### EXERCISE DETAILS
Return the lines where the word "none" occurs.
=== RECORDS PROVIDED ===
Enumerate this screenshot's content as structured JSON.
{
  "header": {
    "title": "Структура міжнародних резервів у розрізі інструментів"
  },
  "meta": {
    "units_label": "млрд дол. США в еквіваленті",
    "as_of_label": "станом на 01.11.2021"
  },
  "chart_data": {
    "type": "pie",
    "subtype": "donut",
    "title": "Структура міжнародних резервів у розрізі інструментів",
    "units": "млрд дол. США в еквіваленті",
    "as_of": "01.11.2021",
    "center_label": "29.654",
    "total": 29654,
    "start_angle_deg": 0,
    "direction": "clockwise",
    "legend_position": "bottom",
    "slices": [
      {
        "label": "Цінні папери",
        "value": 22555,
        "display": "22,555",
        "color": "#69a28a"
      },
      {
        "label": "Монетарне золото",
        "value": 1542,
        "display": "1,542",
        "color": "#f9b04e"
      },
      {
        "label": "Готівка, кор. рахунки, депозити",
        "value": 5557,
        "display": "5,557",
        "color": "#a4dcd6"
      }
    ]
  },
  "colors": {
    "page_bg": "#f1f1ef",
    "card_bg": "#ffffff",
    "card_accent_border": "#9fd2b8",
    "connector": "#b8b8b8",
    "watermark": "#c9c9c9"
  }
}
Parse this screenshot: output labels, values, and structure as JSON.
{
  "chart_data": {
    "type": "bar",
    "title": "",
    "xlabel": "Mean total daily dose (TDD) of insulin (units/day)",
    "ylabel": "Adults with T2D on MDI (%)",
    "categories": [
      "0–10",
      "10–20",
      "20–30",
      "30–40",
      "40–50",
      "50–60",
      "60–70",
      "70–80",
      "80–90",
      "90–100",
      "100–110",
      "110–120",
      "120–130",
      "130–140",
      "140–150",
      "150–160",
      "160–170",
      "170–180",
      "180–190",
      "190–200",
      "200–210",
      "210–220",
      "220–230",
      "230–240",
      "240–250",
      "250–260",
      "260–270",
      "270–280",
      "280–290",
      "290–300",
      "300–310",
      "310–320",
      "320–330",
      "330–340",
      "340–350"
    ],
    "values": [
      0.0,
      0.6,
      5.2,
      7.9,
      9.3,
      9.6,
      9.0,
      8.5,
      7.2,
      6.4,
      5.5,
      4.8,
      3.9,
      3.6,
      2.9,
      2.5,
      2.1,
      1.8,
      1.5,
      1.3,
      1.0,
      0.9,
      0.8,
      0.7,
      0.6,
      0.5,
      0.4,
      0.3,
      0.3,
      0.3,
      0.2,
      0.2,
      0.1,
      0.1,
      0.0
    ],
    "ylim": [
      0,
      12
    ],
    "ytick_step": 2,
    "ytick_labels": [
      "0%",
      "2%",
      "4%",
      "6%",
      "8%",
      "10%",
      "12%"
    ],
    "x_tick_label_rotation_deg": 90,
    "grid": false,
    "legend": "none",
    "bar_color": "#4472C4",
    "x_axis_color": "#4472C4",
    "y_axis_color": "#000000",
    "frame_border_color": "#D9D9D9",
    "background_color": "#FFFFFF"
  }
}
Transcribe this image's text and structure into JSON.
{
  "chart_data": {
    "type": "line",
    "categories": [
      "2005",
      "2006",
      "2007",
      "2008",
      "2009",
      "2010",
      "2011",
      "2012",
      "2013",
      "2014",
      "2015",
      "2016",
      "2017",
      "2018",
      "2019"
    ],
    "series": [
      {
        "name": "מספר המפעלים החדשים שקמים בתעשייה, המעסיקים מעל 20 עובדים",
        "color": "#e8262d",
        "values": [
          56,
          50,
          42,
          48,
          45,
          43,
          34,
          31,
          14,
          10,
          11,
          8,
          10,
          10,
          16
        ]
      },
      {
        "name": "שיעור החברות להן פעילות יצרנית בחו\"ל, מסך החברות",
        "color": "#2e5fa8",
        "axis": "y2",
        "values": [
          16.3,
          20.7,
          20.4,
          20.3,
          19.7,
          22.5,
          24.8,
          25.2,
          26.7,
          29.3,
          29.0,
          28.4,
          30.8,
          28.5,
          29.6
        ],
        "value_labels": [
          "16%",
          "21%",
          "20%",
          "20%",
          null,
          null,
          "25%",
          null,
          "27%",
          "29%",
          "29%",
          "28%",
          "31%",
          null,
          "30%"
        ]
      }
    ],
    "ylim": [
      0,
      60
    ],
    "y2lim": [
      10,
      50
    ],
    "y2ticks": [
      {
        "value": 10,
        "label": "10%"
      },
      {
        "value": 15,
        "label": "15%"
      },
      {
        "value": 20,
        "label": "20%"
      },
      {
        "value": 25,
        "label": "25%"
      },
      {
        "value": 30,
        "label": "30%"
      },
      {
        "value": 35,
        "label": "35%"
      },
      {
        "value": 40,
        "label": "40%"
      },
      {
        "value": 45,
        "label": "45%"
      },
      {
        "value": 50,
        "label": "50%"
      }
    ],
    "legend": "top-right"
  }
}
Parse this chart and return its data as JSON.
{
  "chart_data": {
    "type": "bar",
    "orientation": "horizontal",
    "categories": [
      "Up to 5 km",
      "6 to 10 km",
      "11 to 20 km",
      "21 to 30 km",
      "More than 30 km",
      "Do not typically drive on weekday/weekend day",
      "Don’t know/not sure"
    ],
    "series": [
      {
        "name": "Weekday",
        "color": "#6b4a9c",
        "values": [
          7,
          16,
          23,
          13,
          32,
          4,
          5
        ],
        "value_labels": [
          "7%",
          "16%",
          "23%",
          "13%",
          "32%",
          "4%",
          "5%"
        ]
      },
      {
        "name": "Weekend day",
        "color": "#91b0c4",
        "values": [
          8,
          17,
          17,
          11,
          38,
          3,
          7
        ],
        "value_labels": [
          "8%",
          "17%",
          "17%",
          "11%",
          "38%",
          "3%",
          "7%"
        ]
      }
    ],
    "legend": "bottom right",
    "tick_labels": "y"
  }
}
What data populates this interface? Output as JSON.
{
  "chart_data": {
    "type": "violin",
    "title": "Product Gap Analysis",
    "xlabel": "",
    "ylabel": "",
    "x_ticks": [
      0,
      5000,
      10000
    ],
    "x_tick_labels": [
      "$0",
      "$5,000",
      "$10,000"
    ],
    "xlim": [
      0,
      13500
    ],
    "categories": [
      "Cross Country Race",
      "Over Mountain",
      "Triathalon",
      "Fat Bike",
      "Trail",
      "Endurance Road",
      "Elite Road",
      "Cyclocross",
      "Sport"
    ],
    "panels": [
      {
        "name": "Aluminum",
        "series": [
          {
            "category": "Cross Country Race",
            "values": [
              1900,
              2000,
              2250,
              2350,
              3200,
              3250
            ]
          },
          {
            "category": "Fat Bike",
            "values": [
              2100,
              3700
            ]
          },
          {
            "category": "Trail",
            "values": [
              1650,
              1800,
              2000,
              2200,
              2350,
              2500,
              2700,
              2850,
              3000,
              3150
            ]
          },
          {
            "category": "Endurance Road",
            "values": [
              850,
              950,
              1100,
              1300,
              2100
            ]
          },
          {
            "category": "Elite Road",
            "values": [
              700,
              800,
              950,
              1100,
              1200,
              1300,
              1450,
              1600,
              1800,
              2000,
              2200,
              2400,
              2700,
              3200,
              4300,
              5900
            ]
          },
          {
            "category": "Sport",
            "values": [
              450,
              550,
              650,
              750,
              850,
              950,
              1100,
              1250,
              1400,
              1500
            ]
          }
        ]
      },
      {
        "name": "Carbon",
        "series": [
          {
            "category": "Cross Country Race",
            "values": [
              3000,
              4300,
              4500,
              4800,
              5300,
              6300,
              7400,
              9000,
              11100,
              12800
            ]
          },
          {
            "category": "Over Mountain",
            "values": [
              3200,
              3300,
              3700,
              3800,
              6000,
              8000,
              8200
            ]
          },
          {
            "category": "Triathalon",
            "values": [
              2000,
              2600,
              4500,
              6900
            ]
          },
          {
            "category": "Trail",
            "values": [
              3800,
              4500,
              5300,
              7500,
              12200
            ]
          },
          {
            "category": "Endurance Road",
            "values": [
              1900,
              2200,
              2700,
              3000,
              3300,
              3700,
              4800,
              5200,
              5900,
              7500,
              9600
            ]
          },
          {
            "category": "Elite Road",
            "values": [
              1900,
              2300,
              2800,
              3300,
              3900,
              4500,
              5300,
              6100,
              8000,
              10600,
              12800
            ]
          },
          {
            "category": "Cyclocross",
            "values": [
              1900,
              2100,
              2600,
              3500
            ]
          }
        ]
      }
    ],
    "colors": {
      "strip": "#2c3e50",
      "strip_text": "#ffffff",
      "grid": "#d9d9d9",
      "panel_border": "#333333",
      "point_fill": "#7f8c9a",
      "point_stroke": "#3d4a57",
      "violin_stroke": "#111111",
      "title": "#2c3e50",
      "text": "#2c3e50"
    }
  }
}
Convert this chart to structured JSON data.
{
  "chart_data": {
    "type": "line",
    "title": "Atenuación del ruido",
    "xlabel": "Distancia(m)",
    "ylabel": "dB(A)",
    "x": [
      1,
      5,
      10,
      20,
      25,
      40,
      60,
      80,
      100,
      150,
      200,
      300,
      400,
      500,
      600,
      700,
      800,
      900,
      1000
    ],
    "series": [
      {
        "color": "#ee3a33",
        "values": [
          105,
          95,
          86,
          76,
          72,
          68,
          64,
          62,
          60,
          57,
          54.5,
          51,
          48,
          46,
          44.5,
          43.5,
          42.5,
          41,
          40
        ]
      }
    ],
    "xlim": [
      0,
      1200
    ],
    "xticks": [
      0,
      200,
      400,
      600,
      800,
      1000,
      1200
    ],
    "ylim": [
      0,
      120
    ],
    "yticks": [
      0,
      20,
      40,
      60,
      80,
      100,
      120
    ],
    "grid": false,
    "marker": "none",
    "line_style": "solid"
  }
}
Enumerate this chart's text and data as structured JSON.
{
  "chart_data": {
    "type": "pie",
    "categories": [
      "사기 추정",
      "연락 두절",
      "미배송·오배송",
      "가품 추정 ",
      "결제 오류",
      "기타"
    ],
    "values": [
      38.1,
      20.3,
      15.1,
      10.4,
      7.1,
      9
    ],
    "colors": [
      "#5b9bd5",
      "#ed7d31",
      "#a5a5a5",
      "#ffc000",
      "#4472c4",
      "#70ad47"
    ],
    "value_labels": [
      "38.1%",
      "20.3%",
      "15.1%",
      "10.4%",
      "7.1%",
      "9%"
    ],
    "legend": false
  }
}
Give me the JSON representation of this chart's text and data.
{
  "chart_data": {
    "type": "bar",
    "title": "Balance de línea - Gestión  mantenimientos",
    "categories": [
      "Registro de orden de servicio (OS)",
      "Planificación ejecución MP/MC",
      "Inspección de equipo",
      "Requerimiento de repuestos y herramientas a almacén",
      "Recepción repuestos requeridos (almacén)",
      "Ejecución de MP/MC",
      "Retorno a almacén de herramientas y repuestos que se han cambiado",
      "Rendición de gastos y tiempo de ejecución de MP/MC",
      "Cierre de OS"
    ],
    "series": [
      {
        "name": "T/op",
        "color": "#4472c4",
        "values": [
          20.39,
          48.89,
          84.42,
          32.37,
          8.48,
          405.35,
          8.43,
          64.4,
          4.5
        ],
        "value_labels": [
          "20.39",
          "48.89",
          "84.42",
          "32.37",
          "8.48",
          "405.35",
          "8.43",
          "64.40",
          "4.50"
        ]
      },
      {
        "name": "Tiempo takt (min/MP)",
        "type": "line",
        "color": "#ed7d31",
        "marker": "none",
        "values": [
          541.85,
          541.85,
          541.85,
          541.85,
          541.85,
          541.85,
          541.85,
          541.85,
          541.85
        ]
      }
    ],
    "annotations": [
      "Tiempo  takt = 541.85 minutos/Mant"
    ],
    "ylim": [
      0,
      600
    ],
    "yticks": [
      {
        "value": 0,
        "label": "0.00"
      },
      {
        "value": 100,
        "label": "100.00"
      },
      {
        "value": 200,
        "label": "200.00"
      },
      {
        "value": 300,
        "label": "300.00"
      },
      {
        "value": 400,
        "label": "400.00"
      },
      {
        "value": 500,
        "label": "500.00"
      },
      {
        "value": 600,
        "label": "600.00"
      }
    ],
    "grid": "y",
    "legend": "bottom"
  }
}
===
### TASK RESPONSE
    "legend": "none",
    "marker": "none",
        "marker": "none",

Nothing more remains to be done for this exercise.